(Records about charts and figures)
begin
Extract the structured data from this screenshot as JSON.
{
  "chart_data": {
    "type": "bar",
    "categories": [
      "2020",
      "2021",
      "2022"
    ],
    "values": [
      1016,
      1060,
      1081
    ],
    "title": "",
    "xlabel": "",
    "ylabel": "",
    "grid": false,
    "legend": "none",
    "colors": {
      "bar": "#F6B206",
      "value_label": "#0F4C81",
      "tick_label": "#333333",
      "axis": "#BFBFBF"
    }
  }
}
end
## Your task
Exactly as written, please output every entry.

## Reply to the task
Extract the structured data from this screenshot as JSON.
{
  "chart_data": {
    "type": "bar",
    "categories": [
      "2020",
      "2021",
      "2022"
    ],
    "values": [
      1016,
      1060,
      1081
    ],
    "title": "",
    "xlabel": "",
    "ylabel": "",
    "grid": false,
    "legend": "none",
    "colors": {
      "bar": "#F6B206",
      "value_label": "#0F4C81",
      "tick_label": "#333333",
      "axis": "#BFBFBF"
    }
  }
}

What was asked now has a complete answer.